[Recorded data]
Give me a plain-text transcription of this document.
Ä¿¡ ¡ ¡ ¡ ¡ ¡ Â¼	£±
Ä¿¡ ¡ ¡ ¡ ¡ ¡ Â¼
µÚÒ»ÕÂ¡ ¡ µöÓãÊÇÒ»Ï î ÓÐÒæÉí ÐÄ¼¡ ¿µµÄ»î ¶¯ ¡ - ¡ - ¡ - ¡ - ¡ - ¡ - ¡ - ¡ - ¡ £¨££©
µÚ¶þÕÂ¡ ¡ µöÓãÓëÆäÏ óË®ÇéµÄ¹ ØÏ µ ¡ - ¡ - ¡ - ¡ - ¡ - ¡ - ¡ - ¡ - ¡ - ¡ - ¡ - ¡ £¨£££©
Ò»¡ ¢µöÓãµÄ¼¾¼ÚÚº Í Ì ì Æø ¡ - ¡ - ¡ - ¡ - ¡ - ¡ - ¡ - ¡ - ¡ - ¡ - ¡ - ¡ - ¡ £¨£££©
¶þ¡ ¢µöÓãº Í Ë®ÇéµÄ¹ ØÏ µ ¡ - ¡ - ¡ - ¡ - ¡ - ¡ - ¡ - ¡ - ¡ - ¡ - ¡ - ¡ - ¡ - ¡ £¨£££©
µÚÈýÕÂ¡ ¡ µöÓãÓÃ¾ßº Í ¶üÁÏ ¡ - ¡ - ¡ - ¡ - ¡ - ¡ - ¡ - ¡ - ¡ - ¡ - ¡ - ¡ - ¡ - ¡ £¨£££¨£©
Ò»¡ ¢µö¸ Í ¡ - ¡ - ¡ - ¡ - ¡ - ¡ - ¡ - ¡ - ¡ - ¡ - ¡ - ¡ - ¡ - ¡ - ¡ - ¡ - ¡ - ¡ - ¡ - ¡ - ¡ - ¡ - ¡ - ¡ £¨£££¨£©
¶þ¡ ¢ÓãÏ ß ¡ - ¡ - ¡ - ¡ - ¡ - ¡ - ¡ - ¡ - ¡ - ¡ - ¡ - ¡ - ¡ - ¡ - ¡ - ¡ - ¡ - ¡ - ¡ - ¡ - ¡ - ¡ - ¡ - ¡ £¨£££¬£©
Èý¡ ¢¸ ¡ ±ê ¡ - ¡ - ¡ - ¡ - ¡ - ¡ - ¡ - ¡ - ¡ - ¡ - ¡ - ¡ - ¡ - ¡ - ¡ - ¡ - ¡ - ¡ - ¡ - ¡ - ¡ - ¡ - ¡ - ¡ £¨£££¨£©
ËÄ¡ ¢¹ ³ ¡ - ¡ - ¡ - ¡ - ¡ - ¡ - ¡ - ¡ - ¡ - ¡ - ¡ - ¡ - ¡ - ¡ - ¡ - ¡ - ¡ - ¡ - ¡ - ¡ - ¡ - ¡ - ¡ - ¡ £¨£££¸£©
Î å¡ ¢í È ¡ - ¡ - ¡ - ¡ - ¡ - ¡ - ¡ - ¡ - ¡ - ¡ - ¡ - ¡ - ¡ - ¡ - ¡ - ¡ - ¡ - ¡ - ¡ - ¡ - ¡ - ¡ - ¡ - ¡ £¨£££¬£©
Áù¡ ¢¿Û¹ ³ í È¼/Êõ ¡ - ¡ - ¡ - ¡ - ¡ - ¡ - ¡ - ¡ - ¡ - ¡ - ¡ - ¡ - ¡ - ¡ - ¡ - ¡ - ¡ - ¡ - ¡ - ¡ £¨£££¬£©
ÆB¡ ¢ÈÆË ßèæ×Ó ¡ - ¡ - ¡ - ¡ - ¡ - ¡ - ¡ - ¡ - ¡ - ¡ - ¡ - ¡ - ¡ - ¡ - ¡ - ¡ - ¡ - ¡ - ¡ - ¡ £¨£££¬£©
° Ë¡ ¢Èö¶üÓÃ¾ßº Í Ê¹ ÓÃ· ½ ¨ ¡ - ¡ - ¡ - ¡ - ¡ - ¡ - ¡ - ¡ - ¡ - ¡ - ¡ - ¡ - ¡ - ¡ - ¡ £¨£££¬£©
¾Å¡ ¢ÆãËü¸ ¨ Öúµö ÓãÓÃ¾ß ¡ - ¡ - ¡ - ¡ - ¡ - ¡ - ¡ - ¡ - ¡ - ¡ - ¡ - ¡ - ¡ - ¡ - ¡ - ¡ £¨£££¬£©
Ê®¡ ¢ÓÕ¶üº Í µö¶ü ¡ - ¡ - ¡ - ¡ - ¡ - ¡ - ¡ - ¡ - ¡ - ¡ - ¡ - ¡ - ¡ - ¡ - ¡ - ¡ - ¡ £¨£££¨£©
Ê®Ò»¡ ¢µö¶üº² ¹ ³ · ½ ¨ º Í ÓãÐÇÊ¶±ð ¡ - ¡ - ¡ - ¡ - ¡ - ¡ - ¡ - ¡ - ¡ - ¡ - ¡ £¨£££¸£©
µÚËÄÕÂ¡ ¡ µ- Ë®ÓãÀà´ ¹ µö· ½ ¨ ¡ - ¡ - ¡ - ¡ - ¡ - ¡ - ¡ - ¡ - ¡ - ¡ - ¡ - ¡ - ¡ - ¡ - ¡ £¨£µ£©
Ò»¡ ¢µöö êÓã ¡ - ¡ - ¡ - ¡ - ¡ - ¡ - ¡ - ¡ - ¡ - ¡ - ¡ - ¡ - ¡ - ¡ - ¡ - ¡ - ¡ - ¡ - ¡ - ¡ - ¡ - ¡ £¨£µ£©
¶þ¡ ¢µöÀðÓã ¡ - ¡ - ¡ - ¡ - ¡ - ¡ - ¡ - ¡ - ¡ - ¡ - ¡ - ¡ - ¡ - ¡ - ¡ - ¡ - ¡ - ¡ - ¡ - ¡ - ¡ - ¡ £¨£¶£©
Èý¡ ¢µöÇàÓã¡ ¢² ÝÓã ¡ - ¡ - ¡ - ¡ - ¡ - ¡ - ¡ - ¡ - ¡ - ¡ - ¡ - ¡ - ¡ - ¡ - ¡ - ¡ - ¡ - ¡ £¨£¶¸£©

Task directions: Every entry must be quoted exactly as it appears above.

Worked solution:
Give me a plain-text transcription of this document.
Ä¿¡ ¡ ¡ ¡ ¡ ¡ Â¼	£±
Ä¿¡ ¡ ¡ ¡ ¡ ¡ Â¼
µÚÒ»ÕÂ¡ ¡ µöÓãÊÇÒ»Ï î ÓÐÒæÉí ÐÄ¼¡ ¿µµÄ»î ¶¯ ¡ - ¡ - ¡ - ¡ - ¡ - ¡ - ¡ - ¡ - ¡ £¨££©
µÚ¶þÕÂ¡ ¡ µöÓãÓëÆäÏ óË®ÇéµÄ¹ ØÏ µ ¡ - ¡ - ¡ - ¡ - ¡ - ¡ - ¡ - ¡ - ¡ - ¡ - ¡ - ¡ £¨£££©
Ò»¡ ¢µöÓãµÄ¼¾¼ÚÚº Í Ì ì Æø ¡ - ¡ - ¡ - ¡ - ¡ - ¡ - ¡ - ¡ - ¡ - ¡ - ¡ - ¡ - ¡ £¨£££©
¶þ¡ ¢µöÓãº Í Ë®ÇéµÄ¹ ØÏ µ ¡ - ¡ - ¡ - ¡ - ¡ - ¡ - ¡ - ¡ - ¡ - ¡ - ¡ - ¡ - ¡ - ¡ £¨£££©
µÚÈýÕÂ¡ ¡ µöÓãÓÃ¾ßº Í ¶üÁÏ ¡ - ¡ - ¡ - ¡ - ¡ - ¡ - ¡ - ¡ - ¡ - ¡ - ¡ - ¡ - ¡ - ¡ £¨£££¨£©
Ò»¡ ¢µö¸ Í ¡ - ¡ - ¡ - ¡ - ¡ - ¡ - ¡ - ¡ - ¡ - ¡ - ¡ - ¡ - ¡ - ¡ - ¡ - ¡ - ¡ - ¡ - ¡ - ¡ - ¡ - ¡ - ¡ - ¡ £¨£££¨£©
¶þ¡ ¢ÓãÏ ß ¡ - ¡ - ¡ - ¡ - ¡ - ¡ - ¡ - ¡ - ¡ - ¡ - ¡ - ¡ - ¡ - ¡ - ¡ - ¡ - ¡ - ¡ - ¡ - ¡ - ¡ - ¡ - ¡ - ¡ £¨£££¬£©
Èý¡ ¢¸ ¡ ±ê ¡ - ¡ - ¡ - ¡ - ¡ - ¡ - ¡ - ¡ - ¡ - ¡ - ¡ - ¡ - ¡ - ¡ - ¡ - ¡ - ¡ - ¡ - ¡ - ¡ - ¡ - ¡ - ¡ - ¡ £¨£££¨£©
ËÄ¡ ¢¹ ³ ¡ - ¡ - ¡ - ¡ - ¡ - ¡ - ¡ - ¡ - ¡ - ¡ - ¡ - ¡ - ¡ - ¡ - ¡ - ¡ - ¡ - ¡ - ¡ - ¡ - ¡ - ¡ - ¡ - ¡ £¨£££¸£©
Î å¡ ¢í È ¡ - ¡ - ¡ - ¡ - ¡ - ¡ - ¡ - ¡ - ¡ - ¡ - ¡ - ¡ - ¡ - ¡ - ¡ - ¡ - ¡ - ¡ - ¡ - ¡ - ¡ - ¡ - ¡ - ¡ £¨£££¬£©
Áù¡ ¢¿Û¹ ³ í È¼/Êõ ¡ - ¡ - ¡ - ¡ - ¡ - ¡ - ¡ - ¡ - ¡ - ¡ - ¡ - ¡ - ¡ - ¡ - ¡ - ¡ - ¡ - ¡ - ¡ - ¡ £¨£££¬£©
ÆB¡ ¢ÈÆË ßèæ×Ó ¡ - ¡ - ¡ - ¡ - ¡ - ¡ - ¡ - ¡ - ¡ - ¡ - ¡ - ¡ - ¡ - ¡ - ¡ - ¡ - ¡ - ¡ - ¡ - ¡ £¨£££¬£©
° Ë¡ ¢Èö¶üÓÃ¾ßº Í Ê¹ ÓÃ· ½ ¨ ¡ - ¡ - ¡ - ¡ - ¡ - ¡ - ¡ - ¡ - ¡ - ¡ - ¡ - ¡ - ¡ - ¡ - ¡ £¨£££¬£©
¾Å¡ ¢ÆãËü¸ ¨ Öúµö ÓãÓÃ¾ß ¡ - ¡ - ¡ - ¡ - ¡ - ¡ - ¡ - ¡ - ¡ - ¡ - ¡ - ¡ - ¡ - ¡ - ¡ - ¡ £¨£££¬£©
Ê®¡ ¢ÓÕ¶üº Í µö¶ü ¡ - ¡ - ¡ - ¡ - ¡ - ¡ - ¡ - ¡ - ¡ - ¡ - ¡ - ¡ - ¡ - ¡ - ¡ - ¡ - ¡ £¨£££¨£©
Ê®Ò»¡ ¢µö¶üº² ¹ ³ · ½ ¨ º Í ÓãÐÇÊ¶±ð ¡ - ¡ - ¡ - ¡ - ¡ - ¡ - ¡ - ¡ - ¡ - ¡ - ¡ £¨£££¸£©
µÚËÄÕÂ¡ ¡ µ- Ë®ÓãÀà´ ¹ µö· ½ ¨ ¡ - ¡ - ¡ - ¡ - ¡ - ¡ - ¡ - ¡ - ¡ - ¡ - ¡ - ¡ - ¡ - ¡ - ¡ £¨£µ£©
Ò»¡ ¢µöö êÓã ¡ - ¡ - ¡ - ¡ - ¡ - ¡ - ¡ - ¡ - ¡ - ¡ - ¡ - ¡ - ¡ - ¡ - ¡ - ¡ - ¡ - ¡ - ¡ - ¡ - ¡ - ¡ £¨£µ£©
¶þ¡ ¢µöÀðÓã ¡ - ¡ - ¡ - ¡ - ¡ - ¡ - ¡ - ¡ - ¡ - ¡ - ¡ - ¡ - ¡ - ¡ - ¡ - ¡ - ¡ - ¡ - ¡ - ¡ - ¡ - ¡ £¨£¶£©
Èý¡ ¢µöÇàÓã¡ ¢² ÝÓã ¡ - ¡ - ¡ - ¡ - ¡ - ¡ - ¡ - ¡ - ¡ - ¡ - ¡ - ¡ - ¡ - ¡ - ¡ - ¡ - ¡ - ¡ £¨£¶¸£©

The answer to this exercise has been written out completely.